**Text to read**:
<<<<
Q: What practical steps can grassroots organizations take to start building relationships and getting noticed in the advocacy space?

“Another critical aspect that is often overlooked is personal networking. Especially in places like Brussels, where the European Commission and where we are based, a strong way to build connections and actually know people is by attending conferences and events and starting conversations. Suggest a quick chat or a coffee and begin building relationships in that way. Across Europe, this is how not only NGOs, but also journalism, media, and communications operate. Approach people, start conversations, and follow up, even if they do not respond to your initial email. If they do not reply, go to the event, attend the conference, and connect in person.”

— Ms. Ángela Rodríguez (Communications Consultant)

“Start the real conversation. First, establish your goal when approaching a person or organization you would like to work with. That goal may simply be to introduce yourself and make your work known or simply to show that we exist. This kind of visibility matters. I mean now all around the world, I’m seeing everyone adding everybody on LinkedIn, exchanging emails, or following a collective newsletter. The key is to stay present without immediately pushing for something, positioning yourself so others know who you are. Step out of your comfort zone, attend events, conferences, and webinars, and actively engage. The bottom line is to get out there.”

— Ms. Ángela Rodríguez (Communications Consultant)

Q: From your experience, what are the most effective and sustainable ways to secure funding? Are grants, corporate partnerships, or other models most effective?
>>>>
**Data section**:
<<<<
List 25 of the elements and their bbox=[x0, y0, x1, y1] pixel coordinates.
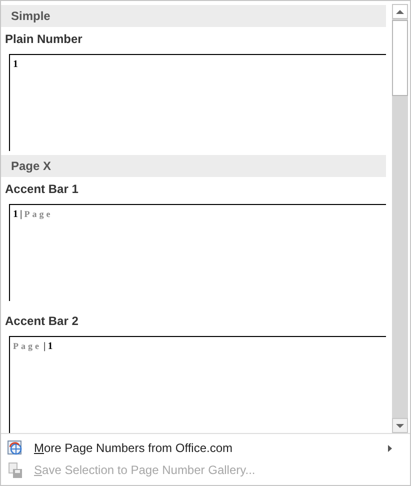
>>>>
**Short problem A**:
Write out the passage of the advocacy interview from "Q: From your" to "models most effective?".
**Short problem B**:
Continue the advocacy interview from its final line, picking up after the last sentence shown.

**Exercise output A**:
Q: From your experience, what are the most effective and sustainable ways to secure funding? Are grants, corporate partnerships, or other models most effective?

**Exercise output B**:
 

“Diversification is the golden rule when it comes to funding. In Europe, it is very common to rely on grants, particularly from the European Commission, and for many projects, these are essential. Some NGOs can sustain themselves almost entirely through project-based funding, although this varies widely across regions. Larger organizations may also benefit from foundation support, including multi-year grants, which provide greater stability.”

— Fair Trials Team

“At the same time, smaller donations, including recurring monthly contributions, are equally important because they can scale over time and create a more reliable base. The key is to combine different funding sources rather than relying on a single stream. Grants, for example, are valuable because they allow organizations to focus on specific projects, but they should not drive the mission. It should always start with an idea, and then funding is sought to bring that idea to life, not the other way around.”

— Fair Trials Team

“It is also important to remain mindful of independence, especially for non-partisan organizations. Human rights organizations, in particular, are often cautious about accepting corporate funding, as it can raise ethical concerns. While some corporations and public institutions offer project-based funding, each opportunity must be carefully evaluated. These decisions are rarely made by individuals alone; they typically involve the board and a structured internal process. The guiding question is always whether the funding aligns with the organization’s values. That is the foundation for any sustainable and responsible funding strategy.”

— Fair Trials Team


Comprehensive EU Law Resources

Description: This is a curated resource guide published by the Litigating to Advance Defence Rights in Europe (LADRE) Project, compiling EU law, directives, toolkits, handbooks, and reports relevant to the procedural rights of suspects and accused persons in criminal proceedings across the EU.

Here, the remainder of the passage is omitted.